DIRECTIVE> The material below should be written out in full and exactly; pictures stay out of the copy.

##### EXTRACTED INFORMATION

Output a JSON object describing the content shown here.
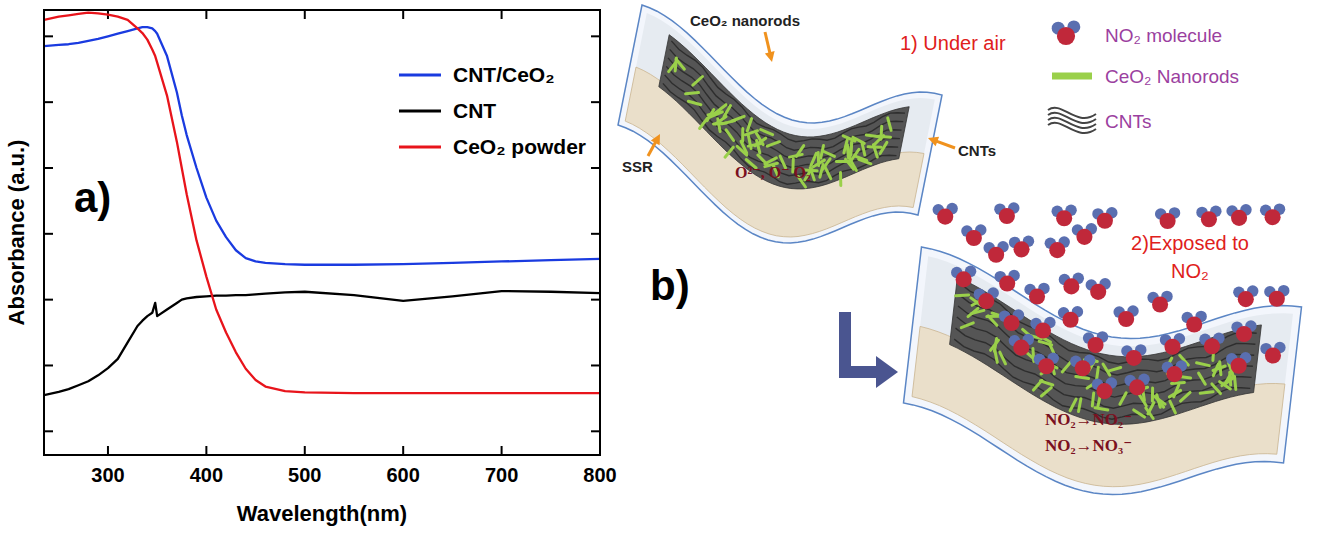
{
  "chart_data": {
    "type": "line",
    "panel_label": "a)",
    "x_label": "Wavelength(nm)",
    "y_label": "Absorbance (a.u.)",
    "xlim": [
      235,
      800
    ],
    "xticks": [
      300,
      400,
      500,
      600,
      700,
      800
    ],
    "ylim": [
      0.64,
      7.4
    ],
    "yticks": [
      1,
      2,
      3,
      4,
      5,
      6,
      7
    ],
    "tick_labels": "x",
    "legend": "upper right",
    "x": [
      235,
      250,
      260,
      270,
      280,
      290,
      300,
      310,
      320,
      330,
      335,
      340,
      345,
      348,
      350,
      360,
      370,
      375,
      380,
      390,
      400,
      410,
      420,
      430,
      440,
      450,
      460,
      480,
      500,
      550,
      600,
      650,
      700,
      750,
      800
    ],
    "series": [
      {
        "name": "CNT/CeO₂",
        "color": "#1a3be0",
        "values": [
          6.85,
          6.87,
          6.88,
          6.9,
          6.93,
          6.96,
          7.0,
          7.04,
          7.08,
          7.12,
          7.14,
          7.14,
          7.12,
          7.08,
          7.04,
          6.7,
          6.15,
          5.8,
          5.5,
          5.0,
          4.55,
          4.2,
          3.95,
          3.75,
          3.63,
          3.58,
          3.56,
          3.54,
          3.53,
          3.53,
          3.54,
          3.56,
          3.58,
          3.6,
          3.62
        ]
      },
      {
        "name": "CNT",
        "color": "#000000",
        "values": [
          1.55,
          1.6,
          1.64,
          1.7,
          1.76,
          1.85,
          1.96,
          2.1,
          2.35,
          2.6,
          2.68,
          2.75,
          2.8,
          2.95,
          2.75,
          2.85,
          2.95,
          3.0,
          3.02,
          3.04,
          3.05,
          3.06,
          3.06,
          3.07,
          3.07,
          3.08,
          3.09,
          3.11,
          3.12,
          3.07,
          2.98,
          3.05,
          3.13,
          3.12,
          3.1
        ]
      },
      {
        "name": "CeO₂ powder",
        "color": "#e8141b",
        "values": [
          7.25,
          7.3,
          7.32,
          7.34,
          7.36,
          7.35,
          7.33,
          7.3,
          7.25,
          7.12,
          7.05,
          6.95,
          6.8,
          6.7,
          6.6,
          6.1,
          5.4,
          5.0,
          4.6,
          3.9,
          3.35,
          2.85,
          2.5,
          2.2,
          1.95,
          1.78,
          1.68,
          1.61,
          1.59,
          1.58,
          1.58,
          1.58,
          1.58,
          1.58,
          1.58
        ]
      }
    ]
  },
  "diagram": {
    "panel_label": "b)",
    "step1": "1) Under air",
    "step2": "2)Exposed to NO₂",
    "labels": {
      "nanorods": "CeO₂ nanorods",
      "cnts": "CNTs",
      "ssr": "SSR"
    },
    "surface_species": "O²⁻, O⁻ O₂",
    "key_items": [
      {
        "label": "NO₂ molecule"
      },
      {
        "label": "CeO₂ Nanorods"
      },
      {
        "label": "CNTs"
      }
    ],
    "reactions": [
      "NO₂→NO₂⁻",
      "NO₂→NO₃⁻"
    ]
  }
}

##########

CORRECT OUTPUT>
Output a JSON object describing the content shown here.
{
  "chart_data": {
    "type": "line",
    "panel_label": "a)",
    "x_label": "Wavelength(nm)",
    "y_label": "Absorbance (a.u.)",
    "xlim": [
      235,
      800
    ],
    "xticks": [
      300,
      400,
      500,
      600,
      700,
      800
    ],
    "ylim": [
      0.64,
      7.4
    ],
    "yticks": [
      1,
      2,
      3,
      4,
      5,
      6,
      7
    ],
    "tick_labels": "x",
    "legend": "upper right",
    "x": [
      235,
      250,
      260,
      270,
      280,
      290,
      300,
      310,
      320,
      330,
      335,
      340,
      345,
      348,
      350,
      360,
      370,
      375,
      380,
      390,
      400,
      410,
      420,
      430,
      440,
      450,
      460,
      480,
      500,
      550,
      600,
      650,
      700,
      750,
      800
    ],
    "series": [
      {
        "name": "CNT/CeO₂",
        "color": "#1a3be0",
        "values": [
          6.85,
          6.87,
          6.88,
          6.9,
          6.93,
          6.96,
          7.0,
          7.04,
          7.08,
          7.12,
          7.14,
          7.14,
          7.12,
          7.08,
          7.04,
          6.7,
          6.15,
          5.8,
          5.5,
          5.0,
          4.55,
          4.2,
          3.95,
          3.75,
          3.63,
          3.58,
          3.56,
          3.54,
          3.53,
          3.53,
          3.54,
          3.56,
          3.58,
          3.6,
          3.62
        ]
      },
      {
        "name": "CNT",
        "color": "#000000",
        "values": [
          1.55,
          1.6,
          1.64,
          1.7,
          1.76,
          1.85,
          1.96,
          2.1,
          2.35,
          2.6,
          2.68,
          2.75,
          2.8,
          2.95,
          2.75,
          2.85,
          2.95,
          3.0,
          3.02,
          3.04,
          3.05,
          3.06,
          3.06,
          3.07,
          3.07,
          3.08,
          3.09,
          3.11,
          3.12,
          3.07,
          2.98,
          3.05,
          3.13,
          3.12,
          3.1
        ]
      },
      {
        "name": "CeO₂ powder",
        "color": "#e8141b",
        "values": [
          7.25,
          7.3,
          7.32,
          7.34,
          7.36,
          7.35,
          7.33,
          7.3,
          7.25,
          7.12,
          7.05,
          6.95,
          6.8,
          6.7,
          6.6,
          6.1,
          5.4,
          5.0,
          4.6,
          3.9,
          3.35,
          2.85,
          2.5,
          2.2,
          1.95,
          1.78,
          1.68,
          1.61,
          1.59,
          1.58,
          1.58,
          1.58,
          1.58,
          1.58,
          1.58
        ]
      }
    ]
  },
  "diagram": {
    "panel_label": "b)",
    "step1": "1) Under air",
    "step2": "2)Exposed to NO₂",
    "labels": {
      "nanorods": "CeO₂ nanorods",
      "cnts": "CNTs",
      "ssr": "SSR"
    },
    "surface_species": "O²⁻, O⁻ O₂",
    "key_items": [
      {
        "label": "NO₂ molecule"
      },
      {
        "label": "CeO₂ Nanorods"
      },
      {
        "label": "CNTs"
      }
    ],
    "reactions": [
      "NO₂→NO₂⁻",
      "NO₂→NO₃⁻"
    ]
  }
}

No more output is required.